Prompt: Go through the listing below and gather every line with the word "postop".

[Data items]
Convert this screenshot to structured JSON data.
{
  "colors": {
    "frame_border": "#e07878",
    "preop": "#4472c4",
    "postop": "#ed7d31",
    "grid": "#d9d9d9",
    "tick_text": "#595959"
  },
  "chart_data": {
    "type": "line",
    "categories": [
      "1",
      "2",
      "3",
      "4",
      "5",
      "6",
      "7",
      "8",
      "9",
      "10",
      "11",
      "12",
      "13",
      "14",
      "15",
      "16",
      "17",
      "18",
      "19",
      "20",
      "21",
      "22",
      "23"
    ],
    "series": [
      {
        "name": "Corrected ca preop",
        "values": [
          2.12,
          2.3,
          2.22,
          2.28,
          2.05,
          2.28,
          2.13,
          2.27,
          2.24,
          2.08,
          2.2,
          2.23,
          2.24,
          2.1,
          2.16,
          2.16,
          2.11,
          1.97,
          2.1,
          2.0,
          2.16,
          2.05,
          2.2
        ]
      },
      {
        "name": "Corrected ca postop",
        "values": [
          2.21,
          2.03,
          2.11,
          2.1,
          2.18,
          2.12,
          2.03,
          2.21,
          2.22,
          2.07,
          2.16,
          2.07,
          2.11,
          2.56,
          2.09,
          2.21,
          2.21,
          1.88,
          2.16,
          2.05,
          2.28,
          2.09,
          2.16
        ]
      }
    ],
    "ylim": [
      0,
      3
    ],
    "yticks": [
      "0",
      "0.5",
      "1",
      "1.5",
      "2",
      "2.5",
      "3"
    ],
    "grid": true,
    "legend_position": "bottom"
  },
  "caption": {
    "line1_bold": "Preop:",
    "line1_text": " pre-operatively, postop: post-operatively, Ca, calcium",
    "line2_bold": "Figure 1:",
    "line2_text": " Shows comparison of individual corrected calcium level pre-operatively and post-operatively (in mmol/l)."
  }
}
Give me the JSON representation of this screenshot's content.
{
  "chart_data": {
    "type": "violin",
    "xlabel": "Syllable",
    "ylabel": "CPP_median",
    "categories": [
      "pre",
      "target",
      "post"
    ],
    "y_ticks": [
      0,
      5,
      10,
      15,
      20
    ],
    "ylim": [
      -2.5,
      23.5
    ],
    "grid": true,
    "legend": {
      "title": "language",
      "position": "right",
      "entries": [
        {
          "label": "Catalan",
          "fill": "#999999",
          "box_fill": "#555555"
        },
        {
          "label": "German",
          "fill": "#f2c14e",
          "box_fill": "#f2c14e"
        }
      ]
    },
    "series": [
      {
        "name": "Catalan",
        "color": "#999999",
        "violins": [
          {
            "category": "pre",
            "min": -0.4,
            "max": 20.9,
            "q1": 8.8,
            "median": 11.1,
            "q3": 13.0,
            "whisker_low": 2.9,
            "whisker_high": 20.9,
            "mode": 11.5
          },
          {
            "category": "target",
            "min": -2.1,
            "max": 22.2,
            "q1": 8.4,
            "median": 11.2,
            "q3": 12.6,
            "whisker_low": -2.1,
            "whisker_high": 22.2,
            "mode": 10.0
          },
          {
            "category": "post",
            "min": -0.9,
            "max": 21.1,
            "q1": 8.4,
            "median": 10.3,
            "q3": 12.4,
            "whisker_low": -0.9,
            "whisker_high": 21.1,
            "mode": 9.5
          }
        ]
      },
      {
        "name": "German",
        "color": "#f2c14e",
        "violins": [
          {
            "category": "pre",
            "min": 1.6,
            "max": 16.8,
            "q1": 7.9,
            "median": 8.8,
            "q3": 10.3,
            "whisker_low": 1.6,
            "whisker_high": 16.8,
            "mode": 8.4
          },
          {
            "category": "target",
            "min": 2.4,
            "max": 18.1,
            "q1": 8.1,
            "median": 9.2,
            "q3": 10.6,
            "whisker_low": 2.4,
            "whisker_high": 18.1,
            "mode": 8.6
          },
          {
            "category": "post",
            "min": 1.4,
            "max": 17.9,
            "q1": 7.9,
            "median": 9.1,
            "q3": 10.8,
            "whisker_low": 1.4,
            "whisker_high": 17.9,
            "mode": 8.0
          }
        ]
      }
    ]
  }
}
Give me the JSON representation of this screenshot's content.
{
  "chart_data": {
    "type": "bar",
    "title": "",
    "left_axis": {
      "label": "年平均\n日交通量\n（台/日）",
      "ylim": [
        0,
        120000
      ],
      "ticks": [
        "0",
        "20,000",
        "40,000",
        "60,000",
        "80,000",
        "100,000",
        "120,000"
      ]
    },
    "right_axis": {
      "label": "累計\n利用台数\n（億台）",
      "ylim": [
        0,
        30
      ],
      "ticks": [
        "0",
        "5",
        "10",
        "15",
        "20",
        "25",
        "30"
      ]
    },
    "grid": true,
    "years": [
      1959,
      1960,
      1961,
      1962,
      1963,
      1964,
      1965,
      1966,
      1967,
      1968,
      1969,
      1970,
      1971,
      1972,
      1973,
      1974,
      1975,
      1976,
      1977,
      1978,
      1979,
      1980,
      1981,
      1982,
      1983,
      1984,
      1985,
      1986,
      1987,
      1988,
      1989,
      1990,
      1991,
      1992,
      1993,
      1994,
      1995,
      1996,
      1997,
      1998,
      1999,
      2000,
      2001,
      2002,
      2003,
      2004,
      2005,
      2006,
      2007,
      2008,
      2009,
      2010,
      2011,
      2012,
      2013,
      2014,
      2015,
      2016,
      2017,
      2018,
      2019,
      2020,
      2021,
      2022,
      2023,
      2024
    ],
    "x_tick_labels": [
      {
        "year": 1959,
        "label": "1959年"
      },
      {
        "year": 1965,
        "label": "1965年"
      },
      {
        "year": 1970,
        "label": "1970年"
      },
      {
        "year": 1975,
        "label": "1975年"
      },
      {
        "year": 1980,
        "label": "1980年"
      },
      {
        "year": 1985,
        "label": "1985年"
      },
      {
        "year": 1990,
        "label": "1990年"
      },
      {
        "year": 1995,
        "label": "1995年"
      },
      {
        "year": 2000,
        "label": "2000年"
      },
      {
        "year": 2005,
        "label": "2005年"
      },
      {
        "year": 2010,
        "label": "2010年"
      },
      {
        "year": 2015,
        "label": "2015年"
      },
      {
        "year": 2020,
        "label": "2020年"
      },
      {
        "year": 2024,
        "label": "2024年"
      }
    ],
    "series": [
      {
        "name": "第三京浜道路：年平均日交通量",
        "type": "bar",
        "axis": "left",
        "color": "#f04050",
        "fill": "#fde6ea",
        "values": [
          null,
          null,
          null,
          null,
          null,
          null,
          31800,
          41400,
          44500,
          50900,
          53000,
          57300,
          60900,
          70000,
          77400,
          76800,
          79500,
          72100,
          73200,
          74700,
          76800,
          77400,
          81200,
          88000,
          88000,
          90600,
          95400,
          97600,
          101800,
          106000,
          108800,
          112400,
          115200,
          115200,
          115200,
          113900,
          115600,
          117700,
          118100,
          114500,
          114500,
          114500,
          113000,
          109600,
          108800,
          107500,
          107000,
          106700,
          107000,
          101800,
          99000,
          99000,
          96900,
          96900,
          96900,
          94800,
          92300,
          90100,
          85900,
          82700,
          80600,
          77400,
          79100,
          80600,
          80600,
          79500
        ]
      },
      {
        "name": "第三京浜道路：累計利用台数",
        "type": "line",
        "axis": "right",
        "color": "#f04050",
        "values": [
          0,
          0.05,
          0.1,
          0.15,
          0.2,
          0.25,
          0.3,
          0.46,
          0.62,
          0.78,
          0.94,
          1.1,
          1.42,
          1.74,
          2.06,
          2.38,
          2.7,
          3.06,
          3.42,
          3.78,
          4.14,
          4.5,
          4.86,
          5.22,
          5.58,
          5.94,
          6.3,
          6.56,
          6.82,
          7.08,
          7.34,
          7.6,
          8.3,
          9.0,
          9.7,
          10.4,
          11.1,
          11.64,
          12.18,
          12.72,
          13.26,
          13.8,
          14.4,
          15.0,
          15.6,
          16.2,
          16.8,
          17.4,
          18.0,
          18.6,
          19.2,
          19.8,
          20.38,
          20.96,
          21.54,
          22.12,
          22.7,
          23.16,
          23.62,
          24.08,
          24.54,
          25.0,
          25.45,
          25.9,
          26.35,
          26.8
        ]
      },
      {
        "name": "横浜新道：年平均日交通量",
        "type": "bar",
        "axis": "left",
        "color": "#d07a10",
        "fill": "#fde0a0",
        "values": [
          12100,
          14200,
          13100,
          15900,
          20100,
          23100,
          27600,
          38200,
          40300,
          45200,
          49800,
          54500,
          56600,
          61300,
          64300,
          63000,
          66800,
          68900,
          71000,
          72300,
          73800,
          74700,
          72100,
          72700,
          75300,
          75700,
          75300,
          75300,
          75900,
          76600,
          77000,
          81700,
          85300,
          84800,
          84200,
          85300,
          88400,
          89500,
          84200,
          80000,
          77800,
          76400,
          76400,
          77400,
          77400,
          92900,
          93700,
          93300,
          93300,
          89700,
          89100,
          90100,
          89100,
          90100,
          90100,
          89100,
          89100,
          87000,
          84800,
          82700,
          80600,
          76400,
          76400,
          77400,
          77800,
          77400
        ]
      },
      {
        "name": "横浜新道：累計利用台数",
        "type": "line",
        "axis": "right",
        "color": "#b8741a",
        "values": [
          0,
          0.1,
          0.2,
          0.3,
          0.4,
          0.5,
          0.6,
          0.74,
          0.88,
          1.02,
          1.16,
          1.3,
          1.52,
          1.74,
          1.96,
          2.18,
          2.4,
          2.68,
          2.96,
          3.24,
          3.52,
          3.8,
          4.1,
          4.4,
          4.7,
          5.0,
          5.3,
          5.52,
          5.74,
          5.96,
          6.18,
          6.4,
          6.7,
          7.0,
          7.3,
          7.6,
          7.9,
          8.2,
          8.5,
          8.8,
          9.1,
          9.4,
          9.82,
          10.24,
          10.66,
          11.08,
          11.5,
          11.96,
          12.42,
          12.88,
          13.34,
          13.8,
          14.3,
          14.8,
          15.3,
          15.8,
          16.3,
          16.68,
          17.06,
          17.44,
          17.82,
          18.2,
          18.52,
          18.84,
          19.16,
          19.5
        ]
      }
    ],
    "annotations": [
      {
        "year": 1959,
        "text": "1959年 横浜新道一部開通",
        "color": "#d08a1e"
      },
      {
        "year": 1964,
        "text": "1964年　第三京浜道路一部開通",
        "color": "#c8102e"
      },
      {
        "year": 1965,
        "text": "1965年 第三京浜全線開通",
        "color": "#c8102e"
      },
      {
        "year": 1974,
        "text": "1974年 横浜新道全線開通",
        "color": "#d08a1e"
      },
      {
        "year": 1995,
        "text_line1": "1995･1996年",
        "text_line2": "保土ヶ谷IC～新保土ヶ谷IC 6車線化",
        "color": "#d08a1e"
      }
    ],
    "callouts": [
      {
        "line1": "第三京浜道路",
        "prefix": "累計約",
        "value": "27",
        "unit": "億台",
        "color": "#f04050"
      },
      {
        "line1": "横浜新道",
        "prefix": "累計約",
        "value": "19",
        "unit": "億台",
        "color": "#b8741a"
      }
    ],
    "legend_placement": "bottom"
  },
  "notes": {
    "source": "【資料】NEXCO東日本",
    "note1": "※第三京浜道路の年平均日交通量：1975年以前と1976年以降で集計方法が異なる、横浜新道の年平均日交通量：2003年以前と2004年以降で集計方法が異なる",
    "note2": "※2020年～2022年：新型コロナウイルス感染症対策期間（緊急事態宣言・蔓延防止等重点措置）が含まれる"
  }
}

Solution to the problem:
    "postop": "#ed7d31",
        "name": "Corrected ca postop",
    "line1_text": " pre-operatively, postop: post-operatively, Ca, calcium",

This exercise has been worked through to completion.